Collected data entries
+---+

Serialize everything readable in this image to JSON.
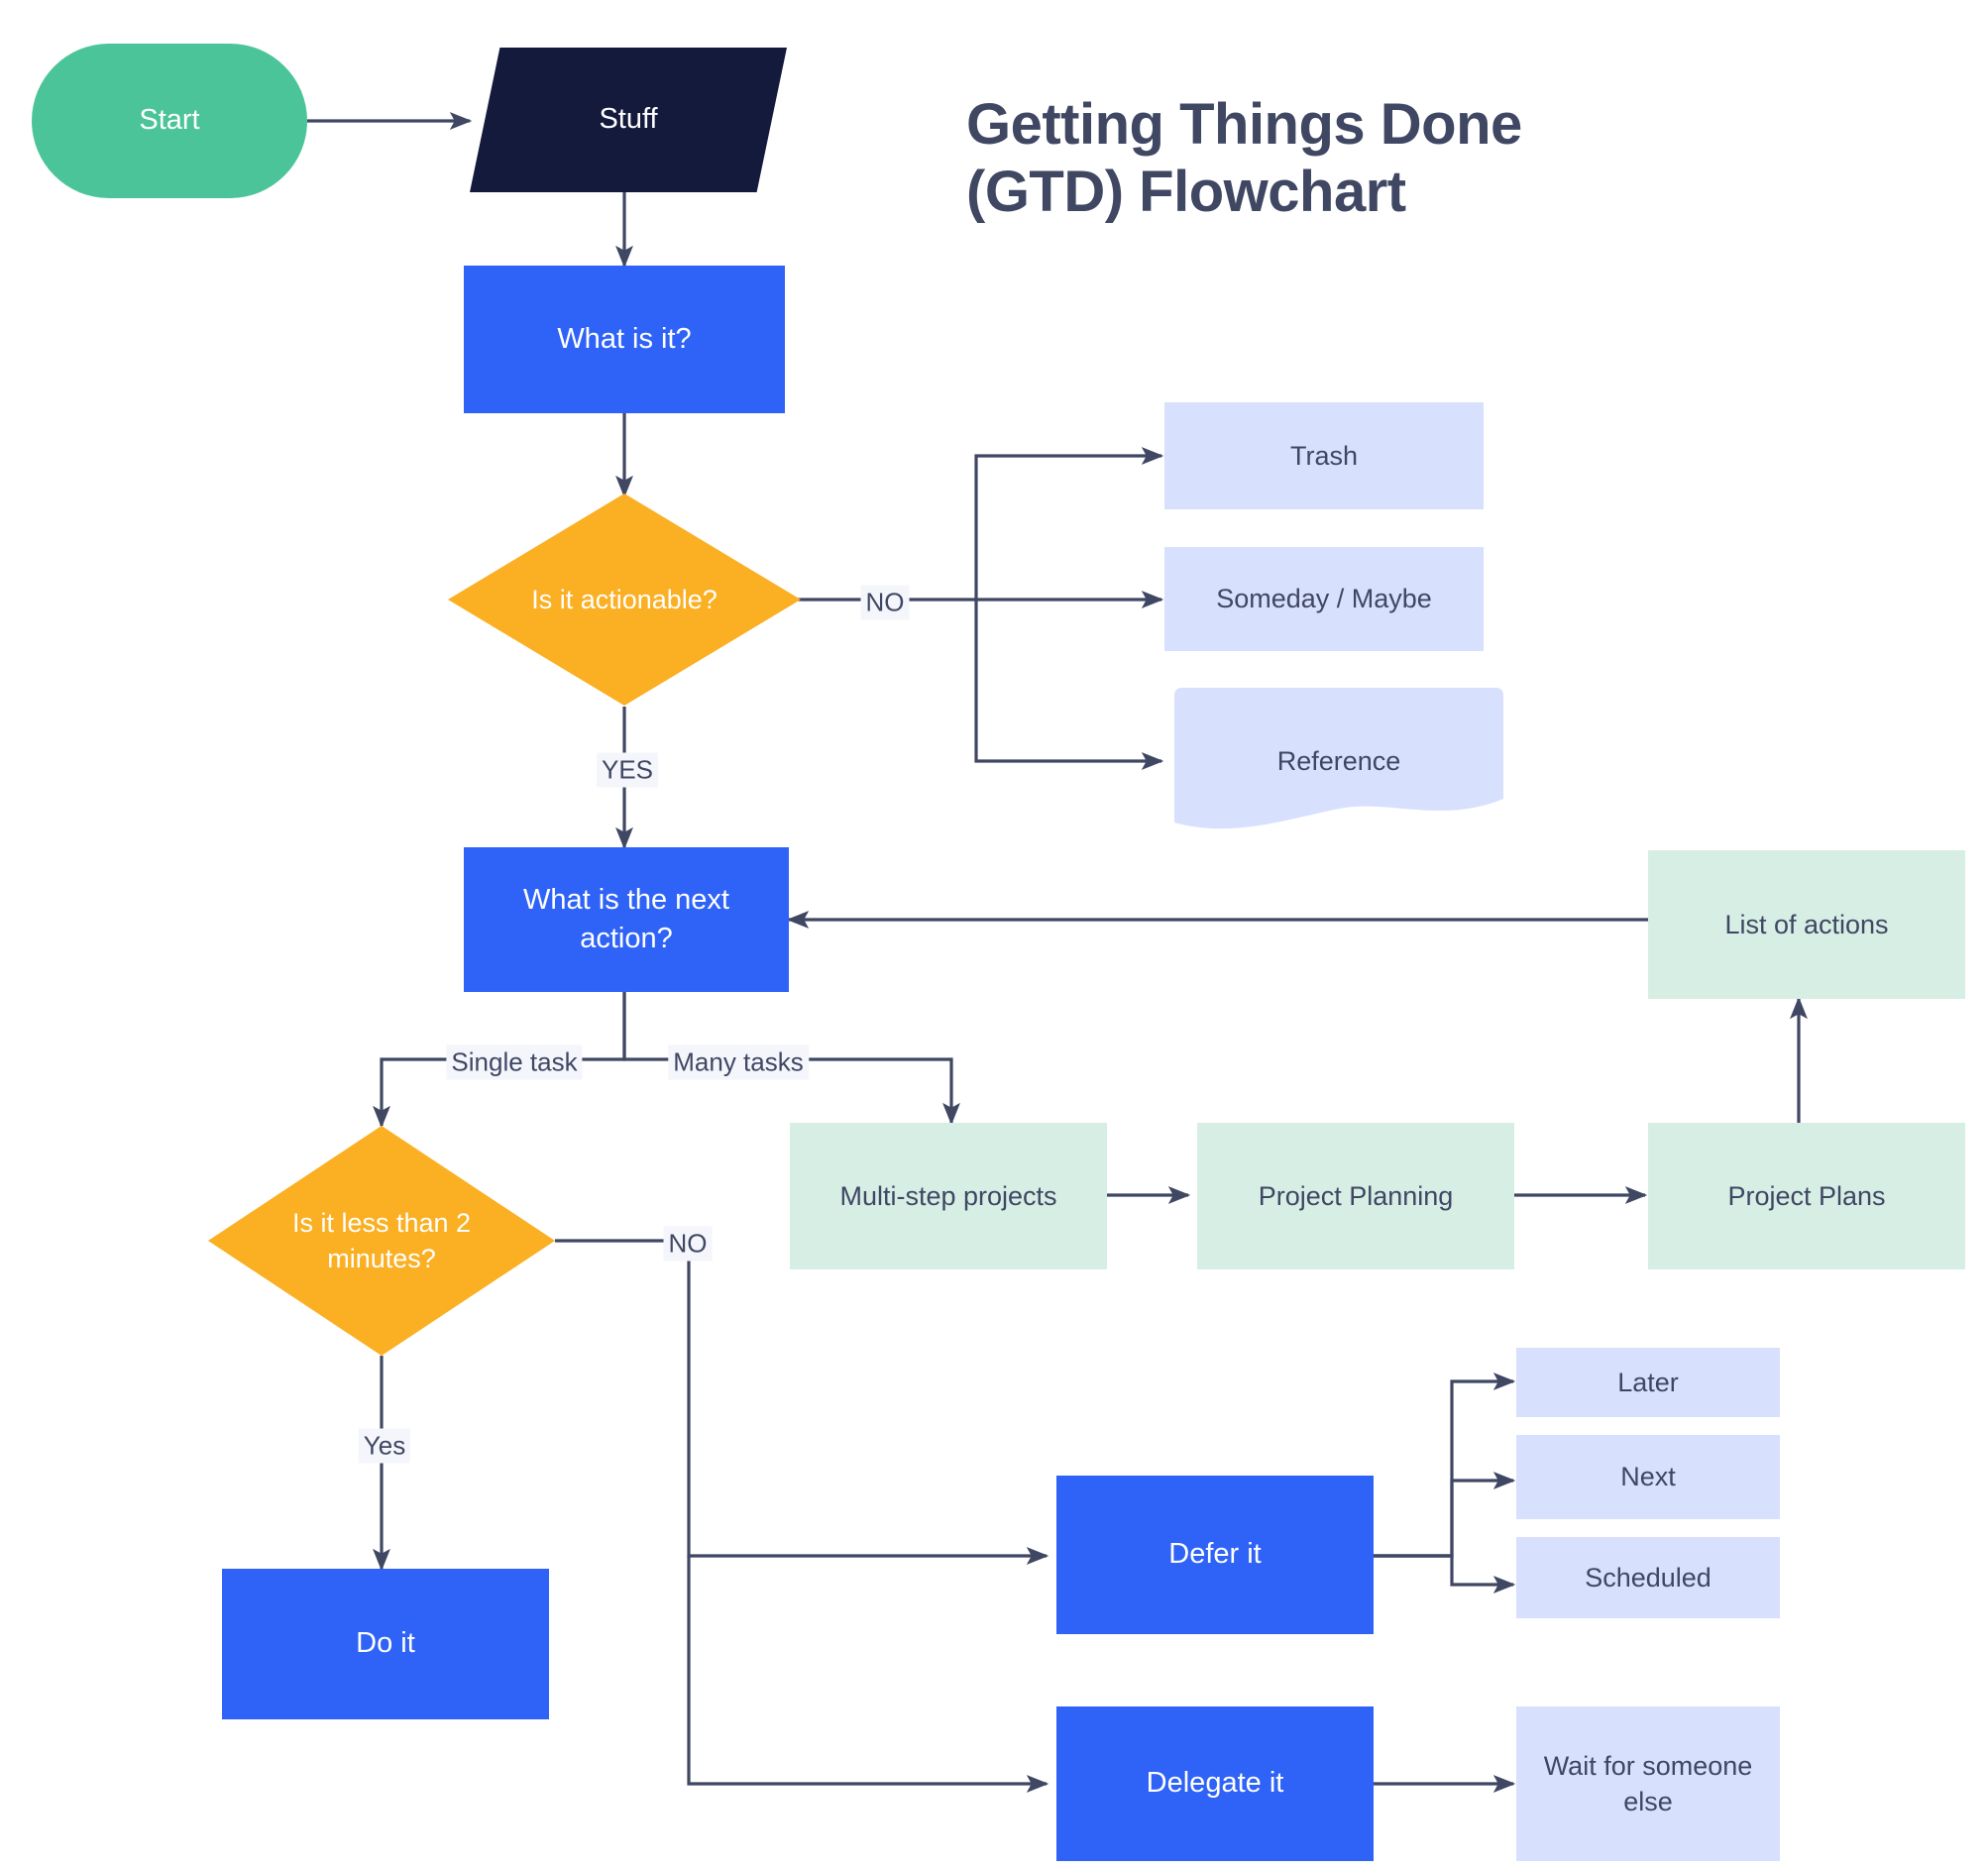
{
  "title": "Getting Things Done\n(GTD) Flowchart",
  "colors": {
    "start_green": "#4CC49A",
    "input_navy": "#131A3C",
    "process_blue": "#2F63F7",
    "decision_orange": "#FBAF22",
    "data_lavender": "#D7E0FD",
    "data_green": "#D7EEE4",
    "edge_slate": "#3F4763",
    "text_dark": "#3F4763",
    "background": "#FFFFFF"
  },
  "nodes": {
    "start": "Start",
    "stuff": "Stuff",
    "what_is_it": "What is it?",
    "is_actionable": "Is it actionable?",
    "trash": "Trash",
    "someday_maybe": "Someday / Maybe",
    "reference": "Reference",
    "next_action": "What is the next\naction?",
    "list_of_actions": "List of actions",
    "is_less_than_2_min": "Is it less than 2\nminutes?",
    "multi_step_projects": "Multi-step projects",
    "project_planning": "Project Planning",
    "project_plans": "Project Plans",
    "do_it": "Do it",
    "defer_it": "Defer it",
    "delegate_it": "Delegate it",
    "later": "Later",
    "next": "Next",
    "scheduled": "Scheduled",
    "wait_for_someone_else": "Wait for someone\nelse"
  },
  "edge_labels": {
    "actionable_no": "NO",
    "actionable_yes": "YES",
    "single_task": "Single task",
    "many_tasks": "Many tasks",
    "two_min_no": "NO",
    "two_min_yes": "Yes"
  }
}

+---+

EXERCISE INSTRUCTIONS
Without the pictures, restate all of the entries above verbatim.

FULL RESPONSE
Serialize everything readable in this image to JSON.
{
  "title": "Getting Things Done\n(GTD) Flowchart",
  "colors": {
    "start_green": "#4CC49A",
    "input_navy": "#131A3C",
    "process_blue": "#2F63F7",
    "decision_orange": "#FBAF22",
    "data_lavender": "#D7E0FD",
    "data_green": "#D7EEE4",
    "edge_slate": "#3F4763",
    "text_dark": "#3F4763",
    "background": "#FFFFFF"
  },
  "nodes": {
    "start": "Start",
    "stuff": "Stuff",
    "what_is_it": "What is it?",
    "is_actionable": "Is it actionable?",
    "trash": "Trash",
    "someday_maybe": "Someday / Maybe",
    "reference": "Reference",
    "next_action": "What is the next\naction?",
    "list_of_actions": "List of actions",
    "is_less_than_2_min": "Is it less than 2\nminutes?",
    "multi_step_projects": "Multi-step projects",
    "project_planning": "Project Planning",
    "project_plans": "Project Plans",
    "do_it": "Do it",
    "defer_it": "Defer it",
    "delegate_it": "Delegate it",
    "later": "Later",
    "next": "Next",
    "scheduled": "Scheduled",
    "wait_for_someone_else": "Wait for someone\nelse"
  },
  "edge_labels": {
    "actionable_no": "NO",
    "actionable_yes": "YES",
    "single_task": "Single task",
    "many_tasks": "Many tasks",
    "two_min_no": "NO",
    "two_min_yes": "Yes"
  }
}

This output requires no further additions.